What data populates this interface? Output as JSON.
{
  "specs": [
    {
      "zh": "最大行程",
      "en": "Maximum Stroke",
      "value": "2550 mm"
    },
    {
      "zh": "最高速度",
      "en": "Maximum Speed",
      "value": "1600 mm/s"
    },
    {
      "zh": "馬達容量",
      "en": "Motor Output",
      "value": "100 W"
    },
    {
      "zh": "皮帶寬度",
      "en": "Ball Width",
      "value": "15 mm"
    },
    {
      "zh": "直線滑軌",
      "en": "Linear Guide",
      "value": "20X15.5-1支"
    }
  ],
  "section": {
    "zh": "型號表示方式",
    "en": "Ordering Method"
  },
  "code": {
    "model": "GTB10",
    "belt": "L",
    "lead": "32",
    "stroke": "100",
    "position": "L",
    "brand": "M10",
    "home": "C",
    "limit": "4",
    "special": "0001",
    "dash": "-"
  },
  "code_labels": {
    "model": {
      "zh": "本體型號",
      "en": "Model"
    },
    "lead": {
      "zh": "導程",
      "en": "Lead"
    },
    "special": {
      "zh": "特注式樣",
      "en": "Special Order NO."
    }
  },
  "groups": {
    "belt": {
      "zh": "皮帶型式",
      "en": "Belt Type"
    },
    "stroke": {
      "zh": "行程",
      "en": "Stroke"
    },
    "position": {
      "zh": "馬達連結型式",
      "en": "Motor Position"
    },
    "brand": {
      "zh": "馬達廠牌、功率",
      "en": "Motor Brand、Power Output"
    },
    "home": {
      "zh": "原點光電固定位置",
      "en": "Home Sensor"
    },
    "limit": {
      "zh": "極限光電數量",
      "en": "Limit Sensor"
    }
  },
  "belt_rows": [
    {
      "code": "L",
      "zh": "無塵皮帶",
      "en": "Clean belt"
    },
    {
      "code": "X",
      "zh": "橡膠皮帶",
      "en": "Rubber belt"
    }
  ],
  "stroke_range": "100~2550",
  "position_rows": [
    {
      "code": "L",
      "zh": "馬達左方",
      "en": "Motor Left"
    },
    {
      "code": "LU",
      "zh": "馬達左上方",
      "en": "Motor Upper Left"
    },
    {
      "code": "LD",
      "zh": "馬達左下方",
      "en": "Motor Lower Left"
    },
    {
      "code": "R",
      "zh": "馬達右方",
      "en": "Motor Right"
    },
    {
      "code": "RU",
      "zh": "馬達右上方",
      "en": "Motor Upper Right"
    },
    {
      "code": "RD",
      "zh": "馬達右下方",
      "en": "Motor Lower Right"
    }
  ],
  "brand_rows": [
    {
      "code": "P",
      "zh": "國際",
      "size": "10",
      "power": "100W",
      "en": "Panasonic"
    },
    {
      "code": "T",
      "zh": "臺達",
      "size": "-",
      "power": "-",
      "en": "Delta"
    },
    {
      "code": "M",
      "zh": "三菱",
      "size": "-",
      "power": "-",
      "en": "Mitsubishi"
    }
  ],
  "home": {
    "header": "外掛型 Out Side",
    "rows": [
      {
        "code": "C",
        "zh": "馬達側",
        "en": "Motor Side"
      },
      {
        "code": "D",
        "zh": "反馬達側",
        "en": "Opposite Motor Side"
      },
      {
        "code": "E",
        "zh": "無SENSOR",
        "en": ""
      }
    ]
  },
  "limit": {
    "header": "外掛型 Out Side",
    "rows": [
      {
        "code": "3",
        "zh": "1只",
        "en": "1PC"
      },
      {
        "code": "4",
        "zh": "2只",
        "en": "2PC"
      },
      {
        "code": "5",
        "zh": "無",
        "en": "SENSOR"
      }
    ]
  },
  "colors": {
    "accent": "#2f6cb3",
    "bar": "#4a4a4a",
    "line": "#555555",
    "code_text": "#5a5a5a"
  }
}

Goal of the exercise
Write out the entire listing exactly.

Output for this exercise
What data populates this interface? Output as JSON.
{
  "specs": [
    {
      "zh": "最大行程",
      "en": "Maximum Stroke",
      "value": "2550 mm"
    },
    {
      "zh": "最高速度",
      "en": "Maximum Speed",
      "value": "1600 mm/s"
    },
    {
      "zh": "馬達容量",
      "en": "Motor Output",
      "value": "100 W"
    },
    {
      "zh": "皮帶寬度",
      "en": "Ball Width",
      "value": "15 mm"
    },
    {
      "zh": "直線滑軌",
      "en": "Linear Guide",
      "value": "20X15.5-1支"
    }
  ],
  "section": {
    "zh": "型號表示方式",
    "en": "Ordering Method"
  },
  "code": {
    "model": "GTB10",
    "belt": "L",
    "lead": "32",
    "stroke": "100",
    "position": "L",
    "brand": "M10",
    "home": "C",
    "limit": "4",
    "special": "0001",
    "dash": "-"
  },
  "code_labels": {
    "model": {
      "zh": "本體型號",
      "en": "Model"
    },
    "lead": {
      "zh": "導程",
      "en": "Lead"
    },
    "special": {
      "zh": "特注式樣",
      "en": "Special Order NO."
    }
  },
  "groups": {
    "belt": {
      "zh": "皮帶型式",
      "en": "Belt Type"
    },
    "stroke": {
      "zh": "行程",
      "en": "Stroke"
    },
    "position": {
      "zh": "馬達連結型式",
      "en": "Motor Position"
    },
    "brand": {
      "zh": "馬達廠牌、功率",
      "en": "Motor Brand、Power Output"
    },
    "home": {
      "zh": "原點光電固定位置",
      "en": "Home Sensor"
    },
    "limit": {
      "zh": "極限光電數量",
      "en": "Limit Sensor"
    }
  },
  "belt_rows": [
    {
      "code": "L",
      "zh": "無塵皮帶",
      "en": "Clean belt"
    },
    {
      "code": "X",
      "zh": "橡膠皮帶",
      "en": "Rubber belt"
    }
  ],
  "stroke_range": "100~2550",
  "position_rows": [
    {
      "code": "L",
      "zh": "馬達左方",
      "en": "Motor Left"
    },
    {
      "code": "LU",
      "zh": "馬達左上方",
      "en": "Motor Upper Left"
    },
    {
      "code": "LD",
      "zh": "馬達左下方",
      "en": "Motor Lower Left"
    },
    {
      "code": "R",
      "zh": "馬達右方",
      "en": "Motor Right"
    },
    {
      "code": "RU",
      "zh": "馬達右上方",
      "en": "Motor Upper Right"
    },
    {
      "code": "RD",
      "zh": "馬達右下方",
      "en": "Motor Lower Right"
    }
  ],
  "brand_rows": [
    {
      "code": "P",
      "zh": "國際",
      "size": "10",
      "power": "100W",
      "en": "Panasonic"
    },
    {
      "code": "T",
      "zh": "臺達",
      "size": "-",
      "power": "-",
      "en": "Delta"
    },
    {
      "code": "M",
      "zh": "三菱",
      "size": "-",
      "power": "-",
      "en": "Mitsubishi"
    }
  ],
  "home": {
    "header": "外掛型 Out Side",
    "rows": [
      {
        "code": "C",
        "zh": "馬達側",
        "en": "Motor Side"
      },
      {
        "code": "D",
        "zh": "反馬達側",
        "en": "Opposite Motor Side"
      },
      {
        "code": "E",
        "zh": "無SENSOR",
        "en": ""
      }
    ]
  },
  "limit": {
    "header": "外掛型 Out Side",
    "rows": [
      {
        "code": "3",
        "zh": "1只",
        "en": "1PC"
      },
      {
        "code": "4",
        "zh": "2只",
        "en": "2PC"
      },
      {
        "code": "5",
        "zh": "無",
        "en": "SENSOR"
      }
    ]
  },
  "colors": {
    "accent": "#2f6cb3",
    "bar": "#4a4a4a",
    "line": "#555555",
    "code_text": "#5a5a5a"
  }
}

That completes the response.